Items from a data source
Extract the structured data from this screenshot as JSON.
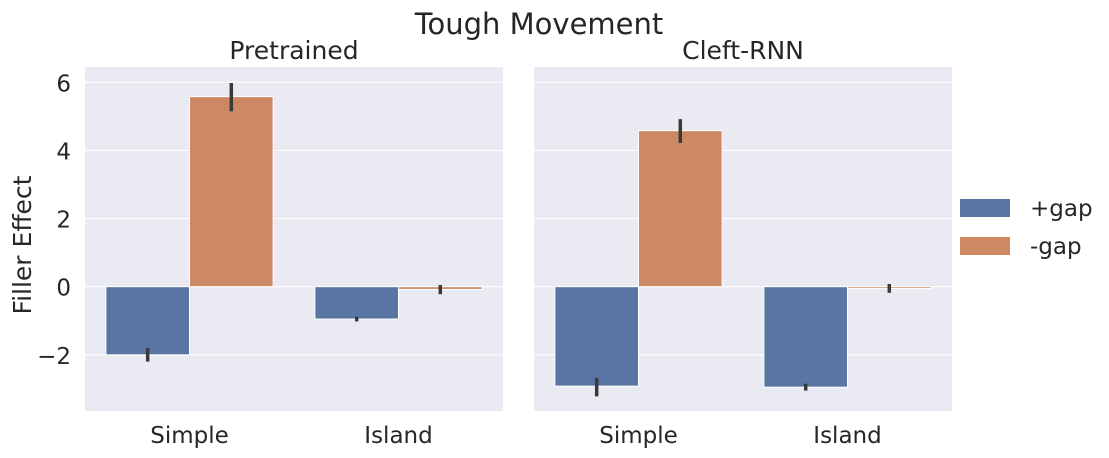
{
  "title": "Tough Movement",
  "legend": {
    "placement": "right",
    "entries": [
      {
        "label": "+gap",
        "color": "#5975a4"
      },
      {
        "label": "-gap",
        "color": "#cc8963"
      }
    ]
  },
  "colors": {
    "panel_background": "#eaeaf2",
    "grid": "#ffffff",
    "error_bar": "#3a3a3a"
  },
  "chart_data": [
    {
      "type": "bar",
      "title": "Pretrained",
      "ylabel": "Filler Effect",
      "xlabel": "",
      "categories": [
        "Simple",
        "Island"
      ],
      "series": [
        {
          "name": "+gap",
          "values": [
            -2.0,
            -0.95
          ],
          "error": [
            [
              -2.2,
              -1.8
            ],
            [
              -1.02,
              -0.88
            ]
          ]
        },
        {
          "name": "-gap",
          "values": [
            5.58,
            -0.08
          ],
          "error": [
            [
              5.15,
              5.98
            ],
            [
              -0.22,
              0.05
            ]
          ]
        }
      ],
      "ylim": [
        -3.65,
        6.45
      ],
      "yticks": [
        -2,
        0,
        2,
        4,
        6
      ],
      "ytick_labels": [
        "−2",
        "0",
        "2",
        "4",
        "6"
      ],
      "grid": true
    },
    {
      "type": "bar",
      "title": "Cleft-RNN",
      "ylabel": "",
      "xlabel": "",
      "categories": [
        "Simple",
        "Island"
      ],
      "series": [
        {
          "name": "+gap",
          "values": [
            -2.92,
            -2.95
          ],
          "error": [
            [
              -3.22,
              -2.68
            ],
            [
              -3.05,
              -2.85
            ]
          ]
        },
        {
          "name": "-gap",
          "values": [
            4.58,
            -0.05
          ],
          "error": [
            [
              4.22,
              4.92
            ],
            [
              -0.18,
              0.08
            ]
          ]
        }
      ],
      "ylim": [
        -3.65,
        6.45
      ],
      "yticks": [
        -2,
        0,
        2,
        4,
        6
      ],
      "grid": true
    }
  ]
}
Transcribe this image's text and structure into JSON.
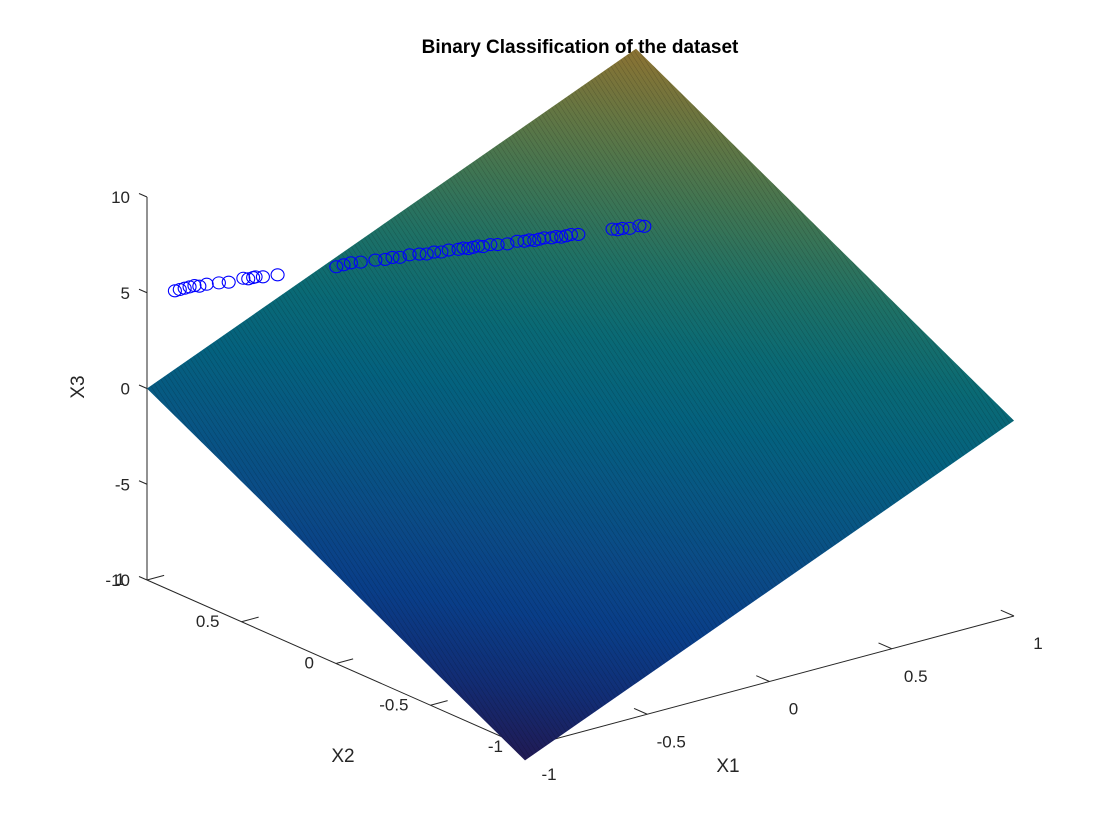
{
  "chart_data": {
    "type": "surface+scatter3d",
    "title": "Binary Classification of the dataset",
    "xlabel": "X1",
    "ylabel": "X2",
    "zlabel": "X3",
    "xlim": [
      -1,
      1
    ],
    "ylim": [
      -1,
      1
    ],
    "zlim": [
      -10,
      10
    ],
    "xticks": [
      "-1",
      "-0.5",
      "0",
      "0.5",
      "1"
    ],
    "yticks": [
      "-1",
      "-0.5",
      "0",
      "0.5",
      "1"
    ],
    "zticks": [
      "-10",
      "-5",
      "0",
      "5",
      "10"
    ],
    "grid": false,
    "colormap": "parula",
    "marker_color": "#0000ff",
    "surface": {
      "kind": "plane",
      "corners": [
        {
          "x1": -1,
          "x2": -1,
          "x3": -10.7
        },
        {
          "x1": 1,
          "x2": -1,
          "x3": 0.2
        },
        {
          "x1": 1,
          "x2": 1,
          "x3": 10.9
        },
        {
          "x1": -1,
          "x2": 1,
          "x3": 0.0
        }
      ]
    },
    "points": [
      {
        "x1": -0.94,
        "x2": 0.93,
        "x3": 5.2
      },
      {
        "x1": -0.92,
        "x2": 0.93,
        "x3": 5.2
      },
      {
        "x1": -0.9,
        "x2": 0.93,
        "x3": 5.2
      },
      {
        "x1": -0.88,
        "x2": 0.93,
        "x3": 5.2
      },
      {
        "x1": -0.86,
        "x2": 0.93,
        "x3": 5.2
      },
      {
        "x1": -0.84,
        "x2": 0.93,
        "x3": 5.1
      },
      {
        "x1": -0.81,
        "x2": 0.93,
        "x3": 5.1
      },
      {
        "x1": -0.76,
        "x2": 0.93,
        "x3": 5.0
      },
      {
        "x1": -0.72,
        "x2": 0.93,
        "x3": 4.9
      },
      {
        "x1": -0.66,
        "x2": 0.93,
        "x3": 4.9
      },
      {
        "x1": -0.64,
        "x2": 0.93,
        "x3": 4.8
      },
      {
        "x1": -0.62,
        "x2": 0.93,
        "x3": 4.8
      },
      {
        "x1": -0.61,
        "x2": 0.93,
        "x3": 4.8
      },
      {
        "x1": -0.58,
        "x2": 0.93,
        "x3": 4.7
      },
      {
        "x1": -0.52,
        "x2": 0.93,
        "x3": 4.6
      },
      {
        "x1": -0.28,
        "x2": 0.93,
        "x3": 4.2
      },
      {
        "x1": -0.25,
        "x2": 0.93,
        "x3": 4.2
      },
      {
        "x1": -0.22,
        "x2": 0.93,
        "x3": 4.2
      },
      {
        "x1": -0.18,
        "x2": 0.93,
        "x3": 4.1
      },
      {
        "x1": -0.12,
        "x2": 0.93,
        "x3": 4.0
      },
      {
        "x1": -0.08,
        "x2": 0.93,
        "x3": 3.9
      },
      {
        "x1": -0.05,
        "x2": 0.93,
        "x3": 3.9
      },
      {
        "x1": -0.02,
        "x2": 0.93,
        "x3": 3.8
      },
      {
        "x1": 0.02,
        "x2": 0.93,
        "x3": 3.8
      },
      {
        "x1": 0.06,
        "x2": 0.93,
        "x3": 3.7
      },
      {
        "x1": 0.09,
        "x2": 0.93,
        "x3": 3.6
      },
      {
        "x1": 0.12,
        "x2": 0.93,
        "x3": 3.6
      },
      {
        "x1": 0.15,
        "x2": 0.93,
        "x3": 3.5
      },
      {
        "x1": 0.18,
        "x2": 0.93,
        "x3": 3.5
      },
      {
        "x1": 0.22,
        "x2": 0.93,
        "x3": 3.4
      },
      {
        "x1": 0.24,
        "x2": 0.93,
        "x3": 3.4
      },
      {
        "x1": 0.26,
        "x2": 0.93,
        "x3": 3.3
      },
      {
        "x1": 0.28,
        "x2": 0.93,
        "x3": 3.3
      },
      {
        "x1": 0.3,
        "x2": 0.93,
        "x3": 3.3
      },
      {
        "x1": 0.32,
        "x2": 0.93,
        "x3": 3.2
      },
      {
        "x1": 0.35,
        "x2": 0.93,
        "x3": 3.2
      },
      {
        "x1": 0.38,
        "x2": 0.93,
        "x3": 3.1
      },
      {
        "x1": 0.42,
        "x2": 0.93,
        "x3": 3.0
      },
      {
        "x1": 0.46,
        "x2": 0.93,
        "x3": 3.0
      },
      {
        "x1": 0.49,
        "x2": 0.93,
        "x3": 2.9
      },
      {
        "x1": 0.51,
        "x2": 0.93,
        "x3": 2.9
      },
      {
        "x1": 0.53,
        "x2": 0.93,
        "x3": 2.8
      },
      {
        "x1": 0.55,
        "x2": 0.93,
        "x3": 2.8
      },
      {
        "x1": 0.57,
        "x2": 0.93,
        "x3": 2.8
      },
      {
        "x1": 0.6,
        "x2": 0.93,
        "x3": 2.7
      },
      {
        "x1": 0.62,
        "x2": 0.93,
        "x3": 2.7
      },
      {
        "x1": 0.64,
        "x2": 0.93,
        "x3": 2.6
      },
      {
        "x1": 0.66,
        "x2": 0.93,
        "x3": 2.6
      },
      {
        "x1": 0.68,
        "x2": 0.93,
        "x3": 2.6
      },
      {
        "x1": 0.71,
        "x2": 0.93,
        "x3": 2.5
      },
      {
        "x1": 0.85,
        "x2": 0.93,
        "x3": 2.3
      },
      {
        "x1": 0.87,
        "x2": 0.93,
        "x3": 2.2
      },
      {
        "x1": 0.89,
        "x2": 0.93,
        "x3": 2.2
      },
      {
        "x1": 0.92,
        "x2": 0.93,
        "x3": 2.1
      },
      {
        "x1": 0.96,
        "x2": 0.93,
        "x3": 2.1
      },
      {
        "x1": 0.98,
        "x2": 0.93,
        "x3": 2.0
      }
    ]
  }
}
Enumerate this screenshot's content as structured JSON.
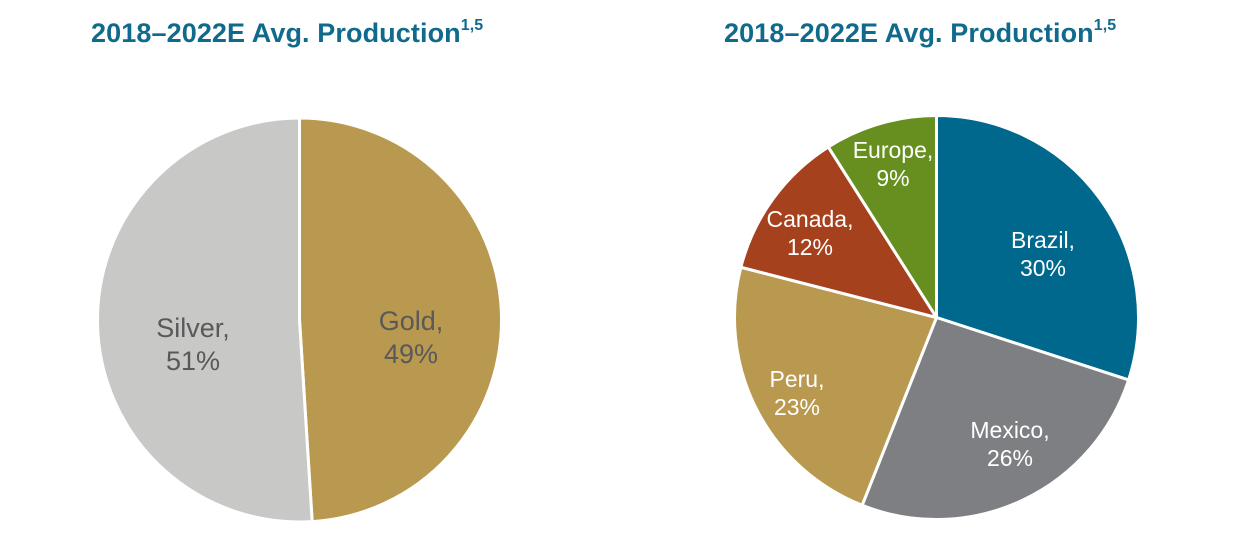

### EXERCISE
Only a number is wanted: how many lines contain the word "structured"?

### RESULT OF THIS EXERCISE
2